> [Exercise aim]: Write every line out verbatim and omit the pictures.

Collection entries
>> start

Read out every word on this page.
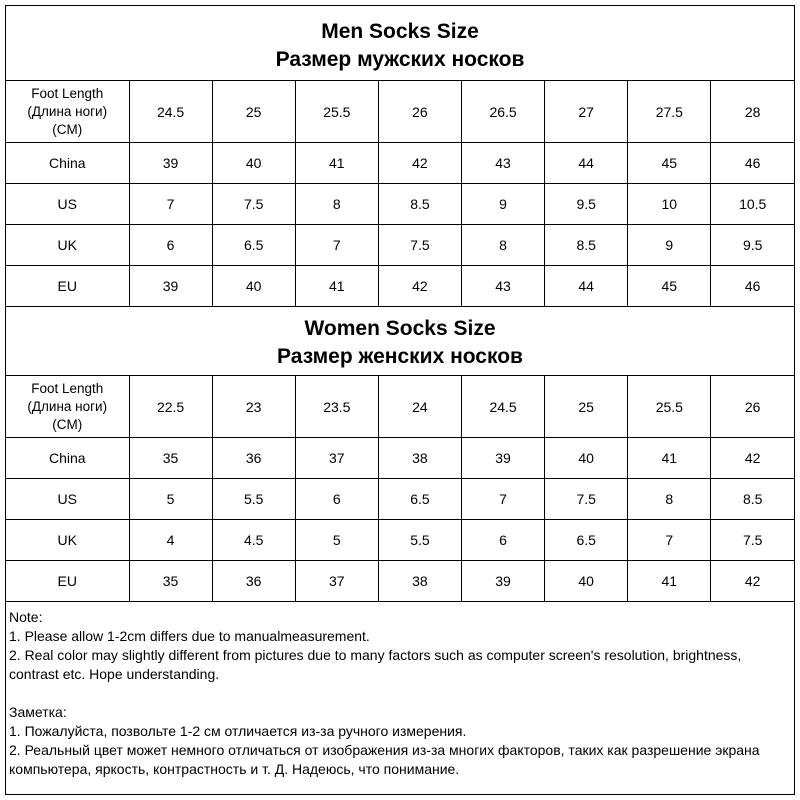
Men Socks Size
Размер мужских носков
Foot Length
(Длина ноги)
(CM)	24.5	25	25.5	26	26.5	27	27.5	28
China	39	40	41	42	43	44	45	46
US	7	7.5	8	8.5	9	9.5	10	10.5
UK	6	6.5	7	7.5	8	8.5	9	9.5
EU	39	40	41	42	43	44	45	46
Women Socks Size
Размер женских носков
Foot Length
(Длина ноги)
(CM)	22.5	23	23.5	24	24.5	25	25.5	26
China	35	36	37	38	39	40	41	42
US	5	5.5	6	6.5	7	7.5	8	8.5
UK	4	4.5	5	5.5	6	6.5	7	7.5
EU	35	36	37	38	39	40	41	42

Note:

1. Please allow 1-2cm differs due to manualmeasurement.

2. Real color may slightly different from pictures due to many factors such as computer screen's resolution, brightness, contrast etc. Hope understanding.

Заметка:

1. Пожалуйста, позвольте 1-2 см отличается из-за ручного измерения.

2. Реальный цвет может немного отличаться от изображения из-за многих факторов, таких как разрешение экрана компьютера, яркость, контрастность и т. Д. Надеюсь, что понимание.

>> end

> [The response]:
Read out every word on this page.
Men Socks Size
Размер мужских носков
Foot Length
(Длина ноги)
(CM)	24.5	25	25.5	26	26.5	27	27.5	28
China	39	40	41	42	43	44	45	46
US	7	7.5	8	8.5	9	9.5	10	10.5
UK	6	6.5	7	7.5	8	8.5	9	9.5
EU	39	40	41	42	43	44	45	46
Women Socks Size
Размер женских носков
Foot Length
(Длина ноги)
(CM)	22.5	23	23.5	24	24.5	25	25.5	26
China	35	36	37	38	39	40	41	42
US	5	5.5	6	6.5	7	7.5	8	8.5
UK	4	4.5	5	5.5	6	6.5	7	7.5
EU	35	36	37	38	39	40	41	42

Note:

1. Please allow 1-2cm differs due to manualmeasurement.

2. Real color may slightly different from pictures due to many factors such as computer screen's resolution, brightness, contrast etc. Hope understanding.

Заметка:

1. Пожалуйста, позвольте 1-2 см отличается из-за ручного измерения.

2. Реальный цвет может немного отличаться от изображения из-за многих факторов, таких как разрешение экрана компьютера, яркость, контрастность и т. Д. Надеюсь, что понимание.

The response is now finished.